THE PROBLEM:
Bring together all lines of the material below that contain the string "Londres".

Begin PROVIDED INFORMATION

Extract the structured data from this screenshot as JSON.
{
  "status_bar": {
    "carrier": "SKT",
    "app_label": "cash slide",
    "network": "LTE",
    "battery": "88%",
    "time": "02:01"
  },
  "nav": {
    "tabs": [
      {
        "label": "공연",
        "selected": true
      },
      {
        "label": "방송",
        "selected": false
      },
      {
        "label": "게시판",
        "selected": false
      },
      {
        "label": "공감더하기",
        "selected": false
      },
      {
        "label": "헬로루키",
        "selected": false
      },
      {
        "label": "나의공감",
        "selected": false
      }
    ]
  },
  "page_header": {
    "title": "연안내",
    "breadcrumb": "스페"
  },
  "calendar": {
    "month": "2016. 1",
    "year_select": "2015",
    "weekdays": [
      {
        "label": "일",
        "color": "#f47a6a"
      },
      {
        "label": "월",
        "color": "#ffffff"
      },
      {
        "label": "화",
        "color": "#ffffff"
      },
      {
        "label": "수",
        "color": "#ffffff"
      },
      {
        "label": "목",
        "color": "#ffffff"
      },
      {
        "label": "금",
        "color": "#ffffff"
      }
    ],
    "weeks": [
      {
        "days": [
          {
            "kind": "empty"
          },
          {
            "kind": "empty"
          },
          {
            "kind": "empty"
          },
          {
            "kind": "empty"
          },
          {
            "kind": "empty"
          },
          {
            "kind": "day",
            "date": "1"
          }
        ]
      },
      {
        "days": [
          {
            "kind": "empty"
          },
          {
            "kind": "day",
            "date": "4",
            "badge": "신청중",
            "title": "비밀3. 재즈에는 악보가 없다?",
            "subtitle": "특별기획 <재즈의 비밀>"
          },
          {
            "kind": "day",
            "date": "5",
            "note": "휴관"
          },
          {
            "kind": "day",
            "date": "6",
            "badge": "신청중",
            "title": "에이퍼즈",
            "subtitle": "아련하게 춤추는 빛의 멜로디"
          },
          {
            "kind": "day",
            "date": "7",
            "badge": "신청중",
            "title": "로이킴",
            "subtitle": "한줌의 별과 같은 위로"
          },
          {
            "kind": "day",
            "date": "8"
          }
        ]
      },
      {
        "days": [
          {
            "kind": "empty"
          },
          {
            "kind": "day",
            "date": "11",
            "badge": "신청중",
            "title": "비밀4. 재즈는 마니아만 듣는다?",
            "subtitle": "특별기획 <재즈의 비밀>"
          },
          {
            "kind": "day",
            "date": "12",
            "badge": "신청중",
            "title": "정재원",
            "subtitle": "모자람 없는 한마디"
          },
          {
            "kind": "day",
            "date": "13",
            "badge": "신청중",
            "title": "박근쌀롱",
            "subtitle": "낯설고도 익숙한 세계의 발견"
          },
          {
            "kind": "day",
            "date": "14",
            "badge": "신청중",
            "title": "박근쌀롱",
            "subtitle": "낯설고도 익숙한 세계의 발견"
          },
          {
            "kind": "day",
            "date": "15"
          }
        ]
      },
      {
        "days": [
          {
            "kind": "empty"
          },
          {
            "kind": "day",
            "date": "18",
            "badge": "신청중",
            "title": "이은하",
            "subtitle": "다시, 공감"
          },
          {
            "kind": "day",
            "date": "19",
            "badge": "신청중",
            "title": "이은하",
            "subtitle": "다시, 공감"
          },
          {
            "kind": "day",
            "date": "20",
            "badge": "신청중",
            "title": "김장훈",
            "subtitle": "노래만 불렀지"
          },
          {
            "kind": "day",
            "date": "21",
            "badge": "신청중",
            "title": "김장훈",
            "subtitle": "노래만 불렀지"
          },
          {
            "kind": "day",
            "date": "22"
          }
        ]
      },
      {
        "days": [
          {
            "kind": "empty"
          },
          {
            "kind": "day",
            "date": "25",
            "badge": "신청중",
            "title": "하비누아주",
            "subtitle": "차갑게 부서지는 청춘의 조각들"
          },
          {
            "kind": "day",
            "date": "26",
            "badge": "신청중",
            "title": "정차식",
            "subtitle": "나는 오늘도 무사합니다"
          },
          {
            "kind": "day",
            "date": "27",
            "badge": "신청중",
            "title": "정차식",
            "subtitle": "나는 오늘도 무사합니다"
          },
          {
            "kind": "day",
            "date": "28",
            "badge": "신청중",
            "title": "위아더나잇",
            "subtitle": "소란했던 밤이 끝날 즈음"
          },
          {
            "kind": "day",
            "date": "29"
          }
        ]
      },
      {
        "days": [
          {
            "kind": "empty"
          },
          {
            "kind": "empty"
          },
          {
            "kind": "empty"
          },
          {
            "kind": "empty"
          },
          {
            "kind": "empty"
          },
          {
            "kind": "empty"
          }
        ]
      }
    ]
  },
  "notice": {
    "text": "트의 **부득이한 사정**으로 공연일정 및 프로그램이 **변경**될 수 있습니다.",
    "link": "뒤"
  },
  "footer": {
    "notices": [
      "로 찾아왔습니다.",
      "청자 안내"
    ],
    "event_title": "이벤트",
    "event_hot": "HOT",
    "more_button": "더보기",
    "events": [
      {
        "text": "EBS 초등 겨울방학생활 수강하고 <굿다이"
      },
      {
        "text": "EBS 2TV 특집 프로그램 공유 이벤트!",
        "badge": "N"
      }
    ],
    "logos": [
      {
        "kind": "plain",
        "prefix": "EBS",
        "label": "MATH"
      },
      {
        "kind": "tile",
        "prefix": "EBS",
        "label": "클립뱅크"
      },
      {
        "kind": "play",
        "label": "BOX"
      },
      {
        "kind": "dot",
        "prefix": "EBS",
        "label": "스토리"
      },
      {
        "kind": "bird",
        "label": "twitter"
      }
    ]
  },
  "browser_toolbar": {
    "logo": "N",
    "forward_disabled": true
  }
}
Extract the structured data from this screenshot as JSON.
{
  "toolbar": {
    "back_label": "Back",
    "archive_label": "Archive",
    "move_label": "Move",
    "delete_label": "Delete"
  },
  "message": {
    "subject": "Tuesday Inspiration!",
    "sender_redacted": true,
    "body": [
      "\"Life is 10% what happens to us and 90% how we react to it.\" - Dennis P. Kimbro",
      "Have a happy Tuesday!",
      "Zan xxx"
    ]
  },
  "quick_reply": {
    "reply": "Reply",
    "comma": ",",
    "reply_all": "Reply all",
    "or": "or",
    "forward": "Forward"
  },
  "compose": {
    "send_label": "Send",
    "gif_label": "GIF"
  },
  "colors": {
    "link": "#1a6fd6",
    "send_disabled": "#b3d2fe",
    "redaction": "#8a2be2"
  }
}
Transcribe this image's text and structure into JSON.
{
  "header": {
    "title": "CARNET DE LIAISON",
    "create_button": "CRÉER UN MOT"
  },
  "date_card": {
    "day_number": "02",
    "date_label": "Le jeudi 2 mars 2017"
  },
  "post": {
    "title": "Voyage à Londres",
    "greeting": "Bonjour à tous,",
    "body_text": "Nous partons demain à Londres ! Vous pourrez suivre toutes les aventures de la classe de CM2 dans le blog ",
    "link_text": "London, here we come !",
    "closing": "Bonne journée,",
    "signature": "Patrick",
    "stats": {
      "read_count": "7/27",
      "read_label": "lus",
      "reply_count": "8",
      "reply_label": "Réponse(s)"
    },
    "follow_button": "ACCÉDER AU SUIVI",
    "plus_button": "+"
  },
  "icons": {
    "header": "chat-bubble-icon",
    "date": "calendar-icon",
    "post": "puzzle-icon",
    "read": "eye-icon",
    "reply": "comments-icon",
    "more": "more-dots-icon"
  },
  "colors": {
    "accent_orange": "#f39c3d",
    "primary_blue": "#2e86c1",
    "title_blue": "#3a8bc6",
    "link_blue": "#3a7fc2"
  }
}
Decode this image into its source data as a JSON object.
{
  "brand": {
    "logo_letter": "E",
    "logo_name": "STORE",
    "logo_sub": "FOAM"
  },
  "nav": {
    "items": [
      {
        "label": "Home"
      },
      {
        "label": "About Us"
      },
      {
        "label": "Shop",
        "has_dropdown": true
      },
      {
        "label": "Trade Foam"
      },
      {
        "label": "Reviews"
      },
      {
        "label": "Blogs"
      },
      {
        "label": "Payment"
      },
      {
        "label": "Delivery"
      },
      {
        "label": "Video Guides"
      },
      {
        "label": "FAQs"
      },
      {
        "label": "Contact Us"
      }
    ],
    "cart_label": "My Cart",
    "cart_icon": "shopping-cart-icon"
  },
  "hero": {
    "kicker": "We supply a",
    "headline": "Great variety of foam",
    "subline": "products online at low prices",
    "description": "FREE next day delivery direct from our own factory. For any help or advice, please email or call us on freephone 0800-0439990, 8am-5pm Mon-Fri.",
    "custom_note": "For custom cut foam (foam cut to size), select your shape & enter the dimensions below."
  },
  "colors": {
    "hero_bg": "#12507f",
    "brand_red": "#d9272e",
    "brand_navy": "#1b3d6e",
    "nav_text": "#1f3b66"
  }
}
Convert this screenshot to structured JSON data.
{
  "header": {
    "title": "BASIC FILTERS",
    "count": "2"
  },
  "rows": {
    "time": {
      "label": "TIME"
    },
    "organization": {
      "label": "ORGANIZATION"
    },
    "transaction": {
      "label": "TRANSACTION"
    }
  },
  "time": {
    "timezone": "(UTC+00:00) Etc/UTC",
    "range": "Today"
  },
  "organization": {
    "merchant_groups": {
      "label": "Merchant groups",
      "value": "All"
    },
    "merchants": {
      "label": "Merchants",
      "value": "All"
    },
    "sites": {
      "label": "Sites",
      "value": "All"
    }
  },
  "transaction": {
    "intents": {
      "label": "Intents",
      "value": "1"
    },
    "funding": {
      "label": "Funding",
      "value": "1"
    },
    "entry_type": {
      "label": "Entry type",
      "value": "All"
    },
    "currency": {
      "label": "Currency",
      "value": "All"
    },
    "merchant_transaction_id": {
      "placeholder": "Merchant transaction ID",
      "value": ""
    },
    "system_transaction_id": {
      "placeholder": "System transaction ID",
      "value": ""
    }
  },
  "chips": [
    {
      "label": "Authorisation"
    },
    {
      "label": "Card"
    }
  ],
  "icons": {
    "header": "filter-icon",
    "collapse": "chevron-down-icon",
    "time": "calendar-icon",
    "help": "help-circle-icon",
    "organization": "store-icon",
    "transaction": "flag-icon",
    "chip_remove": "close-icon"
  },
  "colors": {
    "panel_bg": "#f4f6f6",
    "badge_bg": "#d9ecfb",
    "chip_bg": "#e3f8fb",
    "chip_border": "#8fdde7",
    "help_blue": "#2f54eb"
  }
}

End PROVIDED INFORMATION

ANSWER TO THE EXERCISE:
    "title": "Voyage à Londres",
    "body_text": "Nous partons demain à Londres ! Vous pourrez suivre toutes les aventures de la classe de CM2 dans le blog ",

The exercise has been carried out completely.